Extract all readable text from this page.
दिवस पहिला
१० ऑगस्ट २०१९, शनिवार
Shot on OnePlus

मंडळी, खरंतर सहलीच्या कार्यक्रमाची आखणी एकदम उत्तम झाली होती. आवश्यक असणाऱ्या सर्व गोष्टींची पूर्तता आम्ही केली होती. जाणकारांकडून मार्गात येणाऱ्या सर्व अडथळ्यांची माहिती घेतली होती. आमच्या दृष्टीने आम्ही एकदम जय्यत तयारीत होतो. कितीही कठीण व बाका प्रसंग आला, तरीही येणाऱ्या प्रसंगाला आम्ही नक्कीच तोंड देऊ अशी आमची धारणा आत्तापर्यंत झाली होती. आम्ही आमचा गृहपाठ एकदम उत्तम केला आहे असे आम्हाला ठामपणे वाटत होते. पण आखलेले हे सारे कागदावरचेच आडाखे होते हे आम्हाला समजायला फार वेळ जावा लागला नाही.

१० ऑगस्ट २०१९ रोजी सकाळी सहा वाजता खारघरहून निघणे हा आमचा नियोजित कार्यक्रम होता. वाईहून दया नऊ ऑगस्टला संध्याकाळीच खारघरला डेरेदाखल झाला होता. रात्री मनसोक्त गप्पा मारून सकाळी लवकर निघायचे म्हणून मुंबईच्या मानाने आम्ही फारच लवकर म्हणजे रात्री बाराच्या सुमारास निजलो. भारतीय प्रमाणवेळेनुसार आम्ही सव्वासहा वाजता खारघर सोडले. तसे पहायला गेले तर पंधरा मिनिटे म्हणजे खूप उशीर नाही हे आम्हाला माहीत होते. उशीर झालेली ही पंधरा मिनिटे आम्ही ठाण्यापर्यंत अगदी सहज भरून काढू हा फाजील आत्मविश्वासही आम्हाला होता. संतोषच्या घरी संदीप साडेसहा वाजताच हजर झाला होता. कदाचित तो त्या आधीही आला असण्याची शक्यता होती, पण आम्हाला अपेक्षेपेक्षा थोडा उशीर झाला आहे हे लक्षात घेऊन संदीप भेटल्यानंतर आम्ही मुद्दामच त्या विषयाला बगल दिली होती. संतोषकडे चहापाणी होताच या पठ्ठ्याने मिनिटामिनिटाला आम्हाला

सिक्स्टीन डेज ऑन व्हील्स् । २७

#### Task brief:
Faithfully copy every entry, leaving nothing out.

#### Written answer:
Extract all readable text from this page.
दिवस पहिला
१० ऑगस्ट २०१९, शनिवार
Shot on OnePlus

मंडळी, खरंतर सहलीच्या कार्यक्रमाची आखणी एकदम उत्तम झाली होती. आवश्यक असणाऱ्या सर्व गोष्टींची पूर्तता आम्ही केली होती. जाणकारांकडून मार्गात येणाऱ्या सर्व अडथळ्यांची माहिती घेतली होती. आमच्या दृष्टीने आम्ही एकदम जय्यत तयारीत होतो. कितीही कठीण व बाका प्रसंग आला, तरीही येणाऱ्या प्रसंगाला आम्ही नक्कीच तोंड देऊ अशी आमची धारणा आत्तापर्यंत झाली होती. आम्ही आमचा गृहपाठ एकदम उत्तम केला आहे असे आम्हाला ठामपणे वाटत होते. पण आखलेले हे सारे कागदावरचेच आडाखे होते हे आम्हाला समजायला फार वेळ जावा लागला नाही.

१० ऑगस्ट २०१९ रोजी सकाळी सहा वाजता खारघरहून निघणे हा आमचा नियोजित कार्यक्रम होता. वाईहून दया नऊ ऑगस्टला संध्याकाळीच खारघरला डेरेदाखल झाला होता. रात्री मनसोक्त गप्पा मारून सकाळी लवकर निघायचे म्हणून मुंबईच्या मानाने आम्ही फारच लवकर म्हणजे रात्री बाराच्या सुमारास निजलो. भारतीय प्रमाणवेळेनुसार आम्ही सव्वासहा वाजता खारघर सोडले. तसे पहायला गेले तर पंधरा मिनिटे म्हणजे खूप उशीर नाही हे आम्हाला माहीत होते. उशीर झालेली ही पंधरा मिनिटे आम्ही ठाण्यापर्यंत अगदी सहज भरून काढू हा फाजील आत्मविश्वासही आम्हाला होता. संतोषच्या घरी संदीप साडेसहा वाजताच हजर झाला होता. कदाचित तो त्या आधीही आला असण्याची शक्यता होती, पण आम्हाला अपेक्षेपेक्षा थोडा उशीर झाला आहे हे लक्षात घेऊन संदीप भेटल्यानंतर आम्ही मुद्दामच त्या विषयाला बगल दिली होती. संतोषकडे चहापाणी होताच या पठ्ठ्याने मिनिटामिनिटाला आम्हाला

सिक्स्टीन डेज ऑन व्हील्स् । २७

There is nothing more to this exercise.